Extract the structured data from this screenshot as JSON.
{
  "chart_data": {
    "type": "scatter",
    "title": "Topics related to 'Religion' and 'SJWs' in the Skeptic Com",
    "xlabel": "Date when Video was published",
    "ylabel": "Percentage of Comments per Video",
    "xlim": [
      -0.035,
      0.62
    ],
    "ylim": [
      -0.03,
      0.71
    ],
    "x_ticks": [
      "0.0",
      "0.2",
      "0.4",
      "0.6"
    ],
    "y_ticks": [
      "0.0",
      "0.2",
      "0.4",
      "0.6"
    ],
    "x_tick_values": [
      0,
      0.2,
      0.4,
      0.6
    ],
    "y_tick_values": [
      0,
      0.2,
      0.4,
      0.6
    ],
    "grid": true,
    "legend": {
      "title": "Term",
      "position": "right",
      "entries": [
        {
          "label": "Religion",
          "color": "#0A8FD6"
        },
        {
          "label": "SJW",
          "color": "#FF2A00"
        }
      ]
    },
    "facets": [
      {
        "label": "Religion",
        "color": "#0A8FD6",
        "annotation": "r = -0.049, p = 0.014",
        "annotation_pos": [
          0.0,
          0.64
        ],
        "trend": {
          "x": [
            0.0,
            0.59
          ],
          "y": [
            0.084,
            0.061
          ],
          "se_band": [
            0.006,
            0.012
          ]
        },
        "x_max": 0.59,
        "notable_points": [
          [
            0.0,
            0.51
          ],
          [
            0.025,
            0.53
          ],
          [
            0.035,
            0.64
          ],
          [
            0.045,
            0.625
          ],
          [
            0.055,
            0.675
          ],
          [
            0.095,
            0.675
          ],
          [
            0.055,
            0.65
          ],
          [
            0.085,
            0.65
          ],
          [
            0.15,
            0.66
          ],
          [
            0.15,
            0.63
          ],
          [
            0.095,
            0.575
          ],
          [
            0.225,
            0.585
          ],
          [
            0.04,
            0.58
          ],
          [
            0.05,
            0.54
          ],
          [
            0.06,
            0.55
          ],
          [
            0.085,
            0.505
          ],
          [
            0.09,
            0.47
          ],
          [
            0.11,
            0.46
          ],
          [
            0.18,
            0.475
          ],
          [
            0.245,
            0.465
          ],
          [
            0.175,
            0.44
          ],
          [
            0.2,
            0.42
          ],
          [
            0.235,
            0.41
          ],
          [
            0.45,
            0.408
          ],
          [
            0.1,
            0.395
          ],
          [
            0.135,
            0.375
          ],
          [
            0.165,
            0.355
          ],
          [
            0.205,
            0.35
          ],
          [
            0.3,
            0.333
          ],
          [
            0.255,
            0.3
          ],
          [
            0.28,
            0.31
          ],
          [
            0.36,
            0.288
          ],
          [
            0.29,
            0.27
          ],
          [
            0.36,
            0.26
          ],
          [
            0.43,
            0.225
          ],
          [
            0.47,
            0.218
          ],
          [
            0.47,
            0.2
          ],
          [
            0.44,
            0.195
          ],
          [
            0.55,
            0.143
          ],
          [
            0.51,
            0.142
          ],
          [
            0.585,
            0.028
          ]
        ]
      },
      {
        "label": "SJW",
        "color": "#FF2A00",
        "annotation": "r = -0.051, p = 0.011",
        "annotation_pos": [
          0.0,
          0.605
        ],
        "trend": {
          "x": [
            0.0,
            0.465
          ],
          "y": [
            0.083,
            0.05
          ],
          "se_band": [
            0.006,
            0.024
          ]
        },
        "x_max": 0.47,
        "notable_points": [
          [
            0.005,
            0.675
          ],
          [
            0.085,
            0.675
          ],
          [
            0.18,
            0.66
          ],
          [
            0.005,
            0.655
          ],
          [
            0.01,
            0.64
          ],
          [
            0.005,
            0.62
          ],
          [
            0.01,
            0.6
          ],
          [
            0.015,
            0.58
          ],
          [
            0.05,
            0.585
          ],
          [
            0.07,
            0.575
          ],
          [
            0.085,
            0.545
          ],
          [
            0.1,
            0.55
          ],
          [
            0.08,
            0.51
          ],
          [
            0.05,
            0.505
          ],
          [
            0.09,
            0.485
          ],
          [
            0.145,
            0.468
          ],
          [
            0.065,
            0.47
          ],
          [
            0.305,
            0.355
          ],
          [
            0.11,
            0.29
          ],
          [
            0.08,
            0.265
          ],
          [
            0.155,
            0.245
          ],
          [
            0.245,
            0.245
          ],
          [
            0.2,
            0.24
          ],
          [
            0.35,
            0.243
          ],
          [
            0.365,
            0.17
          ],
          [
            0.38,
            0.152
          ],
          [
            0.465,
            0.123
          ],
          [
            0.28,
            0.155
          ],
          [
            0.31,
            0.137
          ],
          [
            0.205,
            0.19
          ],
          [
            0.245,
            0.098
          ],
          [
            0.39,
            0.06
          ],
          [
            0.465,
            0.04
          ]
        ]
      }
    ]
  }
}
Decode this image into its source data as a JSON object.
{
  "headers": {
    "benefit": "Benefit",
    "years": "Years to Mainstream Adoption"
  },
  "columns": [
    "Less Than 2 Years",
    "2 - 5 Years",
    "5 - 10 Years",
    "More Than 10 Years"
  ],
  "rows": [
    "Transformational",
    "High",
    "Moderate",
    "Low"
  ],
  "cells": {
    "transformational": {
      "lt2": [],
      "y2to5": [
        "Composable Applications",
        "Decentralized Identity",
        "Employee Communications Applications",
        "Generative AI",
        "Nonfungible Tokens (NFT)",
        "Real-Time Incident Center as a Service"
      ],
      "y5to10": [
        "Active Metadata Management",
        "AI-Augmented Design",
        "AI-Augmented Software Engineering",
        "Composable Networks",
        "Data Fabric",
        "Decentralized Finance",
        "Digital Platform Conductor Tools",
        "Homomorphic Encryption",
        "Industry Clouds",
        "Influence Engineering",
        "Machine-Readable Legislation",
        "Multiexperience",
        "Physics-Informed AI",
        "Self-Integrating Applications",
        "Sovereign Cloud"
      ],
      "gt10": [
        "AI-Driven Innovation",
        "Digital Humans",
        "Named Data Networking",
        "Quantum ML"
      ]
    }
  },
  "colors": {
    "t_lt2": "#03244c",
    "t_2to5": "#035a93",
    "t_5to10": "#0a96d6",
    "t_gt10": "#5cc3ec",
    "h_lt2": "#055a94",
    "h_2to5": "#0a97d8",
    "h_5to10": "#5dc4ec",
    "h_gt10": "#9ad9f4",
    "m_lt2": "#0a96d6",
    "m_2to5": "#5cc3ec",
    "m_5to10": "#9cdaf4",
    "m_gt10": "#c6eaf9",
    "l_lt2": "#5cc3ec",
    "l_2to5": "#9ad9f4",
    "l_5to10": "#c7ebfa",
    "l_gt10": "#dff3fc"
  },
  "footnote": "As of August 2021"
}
====================
Select every line of the material above holding the word "JSON" and copy it.

Extract the structured data from this screenshot as JSON.
Decode this image into its source data as a JSON object.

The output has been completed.